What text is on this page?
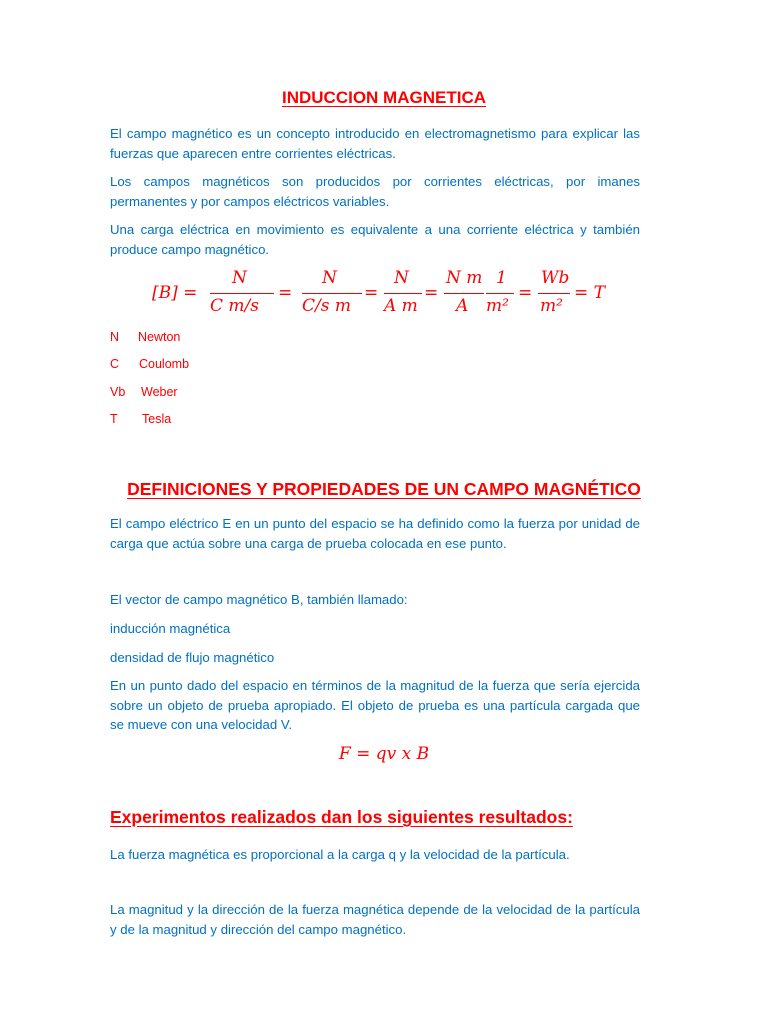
INDUCCION MAGNETICA

El campo magnético es un concepto introducido en electromagnetismo para explicar las fuerzas que aparecen entre corrientes eléctricas.

Los campos magnéticos son producidos por corrientes eléctricas, por imanes permanentes y por campos eléctricos variables.

Una carga eléctrica en movimiento es equivalente a una corriente eléctrica y también produce campo magnético.

[B] =
N
C m/s
=
N
C/s m
=
N
A m
=
N m
A
1
m²
=
Wb
m²
= T
N Newton
C Coulomb
Vb Weber
T Tesla
DEFINICIONES Y PROPIEDADES DE UN CAMPO MAGNÉTICO

El campo eléctrico E en un punto del espacio se ha definido como la fuerza por unidad de carga que actúa sobre una carga de prueba colocada en ese punto.

El vector de campo magnético B, también llamado:

inducción magnética

densidad de flujo magnético

En un punto dado del espacio en términos de la magnitud de la fuerza que sería ejercida sobre un objeto de prueba apropiado. El objeto de prueba es una partícula cargada que se mueve con una velocidad V.

F = qv x B
Experimentos realizados dan los siguientes resultados:

La fuerza magnética es proporcional a la carga q y la velocidad de la partícula.

La magnitud y la dirección de la fuerza magnética depende de la velocidad de la partícula y de la magnitud y dirección del campo magnético.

# # # # #

Problem description » Look through the listing above. Pick out each line with "eléctricas" and copy it.

Answer to this task »
El campo magnético es un concepto introducido en electromagnetismo para explicar las fuerzas que aparecen entre corrientes eléctricas.
Los campos magnéticos son producidos por corrientes eléctricas, por imanes permanentes y por campos eléctricos variables.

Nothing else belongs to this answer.